▶ **Task details**:
Repeat, exactly and in full, the lines of the listing below, but without any pictures.

--- begin Records shown ---

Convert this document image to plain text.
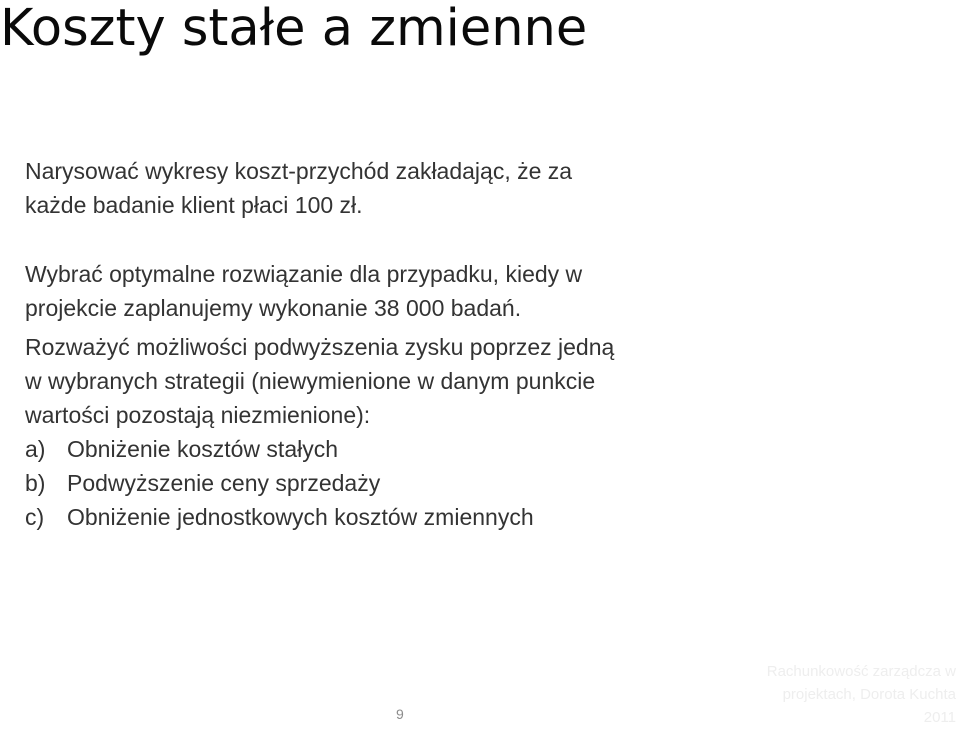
Koszty stałe a zmienne

Narysować wykresy koszt-przychód zakładając, że za

każde badanie klient płaci 100 zł.

Wybrać optymalne rozwiązanie dla przypadku, kiedy w

projekcie zaplanujemy wykonanie 38 000 badań.

Rozważyć możliwości podwyższenia zysku poprzez jedną

w wybranych strategii (niewymienione w danym punkcie

wartości pozostają niezmienione):

a) Obniżenie kosztów stałych

b) Podwyższenie ceny sprzedaży

c) Obniżenie jednostkowych kosztów zmiennych

9
Rachunkowość zarządcza w
projektach, Dorota Kuchta
2011
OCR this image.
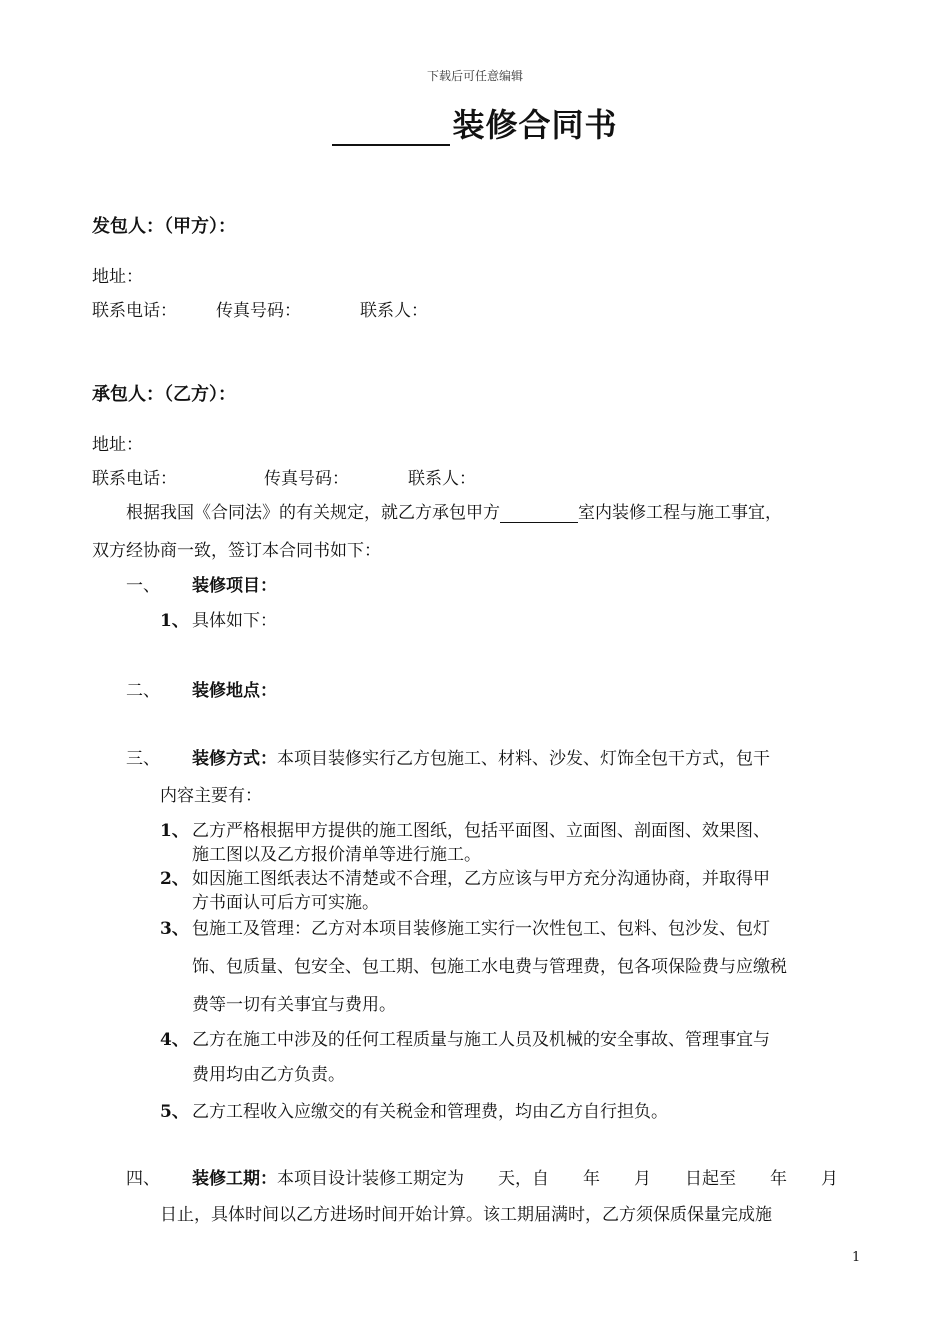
下载后可任意编辑
装修合同书
发包人：（甲方）：
地址：
联系电话： 传真号码：	联系人：
承包人：（乙方）：
地址：
联系电话：	传真号码：	联系人：
根据我国《合同法》的有关规定，就乙方承包甲方	室内装修工程与施工事宜，
双方经协商一致，签订本合同书如下：
一、 装修项目：
1、 具体如下：
二、 装修地点：
三、 装修方式：本项目装修实行乙方包施工、材料、沙发、灯饰全包干方式，包干
内容主要有：
1、 乙方严格根据甲方提供的施工图纸，包括平面图、立面图、剖面图、效果图、
施工图以及乙方报价清单等进行施工。
2、 如因施工图纸表达不清楚或不合理，乙方应该与甲方充分沟通协商，并取得甲
方书面认可后方可实施。
3、 包施工及管理：乙方对本项目装修施工实行一次性包工、包料、包沙发、包灯
饰、包质量、包安全、包工期、包施工水电费与管理费，包各项保险费与应缴税
费等一切有关事宜与费用。
4、 乙方在施工中涉及的任何工程质量与施工人员及机械的安全事故、管理事宜与
费用均由乙方负责。
5、 乙方工程收入应缴交的有关税金和管理费，均由乙方自行担负。
四、 装修工期：本项目设计装修工期定为　　天，自　　年　　月　　日起至　　年　　月
日止，具体时间以乙方进场时间开始计算。该工期届满时，乙方须保质保量完成施
1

--- end Records shown ---

▶ **Exercise result**:
Convert this document image to plain text.
Koszty stałe a zmienne

Narysować wykresy koszt-przychód zakładając, że za

każde badanie klient płaci 100 zł.

Wybrać optymalne rozwiązanie dla przypadku, kiedy w

projekcie zaplanujemy wykonanie 38 000 badań.

Rozważyć możliwości podwyższenia zysku poprzez jedną

w wybranych strategii (niewymienione w danym punkcie

wartości pozostają niezmienione):

a) Obniżenie kosztów stałych

b) Podwyższenie ceny sprzedaży

c) Obniżenie jednostkowych kosztów zmiennych

9
Rachunkowość zarządcza w
projektach, Dorota Kuchta
2011
OCR this image.
下载后可任意编辑
装修合同书
发包人：（甲方）：
地址：
联系电话： 传真号码：	联系人：
承包人：（乙方）：
地址：
联系电话：	传真号码：	联系人：
根据我国《合同法》的有关规定，就乙方承包甲方	室内装修工程与施工事宜，
双方经协商一致，签订本合同书如下：
一、 装修项目：
1、 具体如下：
二、 装修地点：
三、 装修方式：本项目装修实行乙方包施工、材料、沙发、灯饰全包干方式，包干
内容主要有：
1、 乙方严格根据甲方提供的施工图纸，包括平面图、立面图、剖面图、效果图、
施工图以及乙方报价清单等进行施工。
2、 如因施工图纸表达不清楚或不合理，乙方应该与甲方充分沟通协商，并取得甲
方书面认可后方可实施。
3、 包施工及管理：乙方对本项目装修施工实行一次性包工、包料、包沙发、包灯
饰、包质量、包安全、包工期、包施工水电费与管理费，包各项保险费与应缴税
费等一切有关事宜与费用。
4、 乙方在施工中涉及的任何工程质量与施工人员及机械的安全事故、管理事宜与
费用均由乙方负责。
5、 乙方工程收入应缴交的有关税金和管理费，均由乙方自行担负。
四、 装修工期：本项目设计装修工期定为　　天，自　　年　　月　　日起至　　年　　月
日止，具体时间以乙方进场时间开始计算。该工期届满时，乙方须保质保量完成施
1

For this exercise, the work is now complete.